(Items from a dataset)
——

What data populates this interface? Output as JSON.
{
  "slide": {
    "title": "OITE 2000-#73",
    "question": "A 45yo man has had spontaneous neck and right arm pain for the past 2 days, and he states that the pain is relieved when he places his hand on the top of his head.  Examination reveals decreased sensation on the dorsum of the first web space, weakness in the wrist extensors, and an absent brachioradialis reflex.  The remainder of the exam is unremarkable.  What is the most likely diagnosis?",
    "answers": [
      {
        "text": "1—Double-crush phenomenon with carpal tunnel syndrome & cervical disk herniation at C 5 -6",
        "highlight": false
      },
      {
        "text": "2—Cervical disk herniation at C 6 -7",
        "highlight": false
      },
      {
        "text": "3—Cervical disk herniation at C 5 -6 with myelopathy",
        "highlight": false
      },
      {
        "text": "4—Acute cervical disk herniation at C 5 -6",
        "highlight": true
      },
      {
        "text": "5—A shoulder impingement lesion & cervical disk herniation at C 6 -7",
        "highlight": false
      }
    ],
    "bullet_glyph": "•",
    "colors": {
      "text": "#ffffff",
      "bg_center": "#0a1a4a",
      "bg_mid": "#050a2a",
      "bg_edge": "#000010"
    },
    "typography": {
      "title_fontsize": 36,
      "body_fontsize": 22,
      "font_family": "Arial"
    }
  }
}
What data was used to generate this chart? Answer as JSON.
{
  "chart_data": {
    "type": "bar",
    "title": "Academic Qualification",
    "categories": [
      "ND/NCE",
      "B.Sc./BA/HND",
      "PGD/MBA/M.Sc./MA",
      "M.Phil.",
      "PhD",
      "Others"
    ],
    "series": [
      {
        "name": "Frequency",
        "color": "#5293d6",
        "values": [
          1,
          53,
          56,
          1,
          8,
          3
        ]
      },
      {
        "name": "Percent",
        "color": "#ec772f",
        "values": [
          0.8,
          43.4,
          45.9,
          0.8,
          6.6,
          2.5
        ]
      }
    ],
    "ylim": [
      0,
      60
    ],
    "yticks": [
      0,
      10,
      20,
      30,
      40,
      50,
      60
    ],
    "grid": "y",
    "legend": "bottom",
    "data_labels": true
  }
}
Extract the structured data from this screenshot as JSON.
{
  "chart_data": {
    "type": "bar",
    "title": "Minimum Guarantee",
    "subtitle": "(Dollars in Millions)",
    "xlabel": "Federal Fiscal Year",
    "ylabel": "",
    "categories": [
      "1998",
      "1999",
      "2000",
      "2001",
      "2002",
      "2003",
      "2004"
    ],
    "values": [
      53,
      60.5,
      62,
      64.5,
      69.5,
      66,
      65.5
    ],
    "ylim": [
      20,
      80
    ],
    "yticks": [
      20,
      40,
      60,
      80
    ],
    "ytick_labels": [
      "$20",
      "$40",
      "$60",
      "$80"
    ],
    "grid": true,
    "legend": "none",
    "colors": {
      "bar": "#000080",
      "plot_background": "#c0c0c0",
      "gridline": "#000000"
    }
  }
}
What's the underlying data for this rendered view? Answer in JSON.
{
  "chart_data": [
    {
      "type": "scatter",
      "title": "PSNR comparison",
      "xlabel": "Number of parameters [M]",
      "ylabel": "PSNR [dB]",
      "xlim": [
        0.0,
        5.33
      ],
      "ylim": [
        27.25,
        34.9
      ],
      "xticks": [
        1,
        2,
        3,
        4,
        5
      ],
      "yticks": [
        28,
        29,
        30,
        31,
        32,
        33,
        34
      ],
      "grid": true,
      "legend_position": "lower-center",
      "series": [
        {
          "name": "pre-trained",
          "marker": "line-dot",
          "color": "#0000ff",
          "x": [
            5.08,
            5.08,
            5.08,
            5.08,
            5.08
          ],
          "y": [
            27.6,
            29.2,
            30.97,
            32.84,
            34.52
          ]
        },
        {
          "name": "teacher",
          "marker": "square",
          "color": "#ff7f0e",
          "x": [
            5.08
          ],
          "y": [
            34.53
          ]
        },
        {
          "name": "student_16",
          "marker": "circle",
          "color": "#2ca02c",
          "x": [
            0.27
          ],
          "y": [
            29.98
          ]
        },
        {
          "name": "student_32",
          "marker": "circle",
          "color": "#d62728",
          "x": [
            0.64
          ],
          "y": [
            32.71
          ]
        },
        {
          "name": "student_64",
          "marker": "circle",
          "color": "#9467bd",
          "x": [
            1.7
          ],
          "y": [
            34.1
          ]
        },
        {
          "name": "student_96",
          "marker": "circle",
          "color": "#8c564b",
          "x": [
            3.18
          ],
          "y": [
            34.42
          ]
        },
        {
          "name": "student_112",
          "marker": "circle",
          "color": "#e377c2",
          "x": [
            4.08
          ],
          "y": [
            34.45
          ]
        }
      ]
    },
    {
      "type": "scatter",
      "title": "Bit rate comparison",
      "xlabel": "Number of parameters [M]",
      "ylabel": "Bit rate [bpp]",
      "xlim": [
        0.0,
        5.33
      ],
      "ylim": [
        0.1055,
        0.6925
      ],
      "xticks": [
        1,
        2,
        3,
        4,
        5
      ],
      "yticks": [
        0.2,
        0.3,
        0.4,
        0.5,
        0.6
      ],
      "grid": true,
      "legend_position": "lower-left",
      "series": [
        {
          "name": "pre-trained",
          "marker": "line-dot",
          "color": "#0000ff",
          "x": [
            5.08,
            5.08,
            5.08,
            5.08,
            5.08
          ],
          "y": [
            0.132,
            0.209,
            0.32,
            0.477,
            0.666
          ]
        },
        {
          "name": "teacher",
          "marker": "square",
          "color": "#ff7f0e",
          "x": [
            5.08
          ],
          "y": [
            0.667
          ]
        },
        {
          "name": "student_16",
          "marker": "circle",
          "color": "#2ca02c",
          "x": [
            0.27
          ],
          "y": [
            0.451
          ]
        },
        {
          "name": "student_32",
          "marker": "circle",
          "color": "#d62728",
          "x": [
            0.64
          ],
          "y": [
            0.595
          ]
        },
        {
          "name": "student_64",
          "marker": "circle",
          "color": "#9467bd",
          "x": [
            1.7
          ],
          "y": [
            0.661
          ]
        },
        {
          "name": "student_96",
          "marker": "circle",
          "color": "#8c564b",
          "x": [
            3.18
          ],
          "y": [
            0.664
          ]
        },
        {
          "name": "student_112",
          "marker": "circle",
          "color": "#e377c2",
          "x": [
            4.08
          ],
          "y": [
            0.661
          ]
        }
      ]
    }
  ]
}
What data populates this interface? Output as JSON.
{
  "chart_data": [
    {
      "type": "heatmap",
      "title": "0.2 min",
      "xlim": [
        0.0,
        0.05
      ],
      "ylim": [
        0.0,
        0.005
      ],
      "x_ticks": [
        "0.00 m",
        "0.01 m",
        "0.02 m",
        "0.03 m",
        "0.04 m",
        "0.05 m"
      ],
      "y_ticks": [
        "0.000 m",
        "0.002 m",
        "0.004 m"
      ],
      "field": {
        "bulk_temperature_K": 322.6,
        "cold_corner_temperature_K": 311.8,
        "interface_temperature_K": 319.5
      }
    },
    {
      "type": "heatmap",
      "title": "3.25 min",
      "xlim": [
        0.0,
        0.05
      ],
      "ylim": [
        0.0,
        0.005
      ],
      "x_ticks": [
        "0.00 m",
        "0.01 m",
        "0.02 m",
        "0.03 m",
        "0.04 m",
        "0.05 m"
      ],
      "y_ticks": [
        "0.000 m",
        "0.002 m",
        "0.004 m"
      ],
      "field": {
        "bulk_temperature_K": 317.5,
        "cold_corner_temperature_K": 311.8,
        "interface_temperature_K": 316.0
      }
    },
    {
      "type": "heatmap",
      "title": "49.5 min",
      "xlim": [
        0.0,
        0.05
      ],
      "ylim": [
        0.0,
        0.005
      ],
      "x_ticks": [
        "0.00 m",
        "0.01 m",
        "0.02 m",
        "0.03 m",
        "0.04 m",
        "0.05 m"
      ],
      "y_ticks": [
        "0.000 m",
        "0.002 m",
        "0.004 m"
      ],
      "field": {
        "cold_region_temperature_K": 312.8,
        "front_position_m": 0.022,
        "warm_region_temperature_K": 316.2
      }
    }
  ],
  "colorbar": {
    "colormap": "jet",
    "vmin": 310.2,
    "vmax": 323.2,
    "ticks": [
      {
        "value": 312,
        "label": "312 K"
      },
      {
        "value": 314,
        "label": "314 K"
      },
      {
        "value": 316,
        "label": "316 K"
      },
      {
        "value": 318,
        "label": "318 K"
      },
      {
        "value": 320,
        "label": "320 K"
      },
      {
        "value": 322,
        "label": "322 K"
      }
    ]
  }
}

——

▶ [What you have to do]:
Copy all lines from the entries that contain the word "lower".

▶ [Task response]:
      "legend_position": "lower-center",
      "legend_position": "lower-left",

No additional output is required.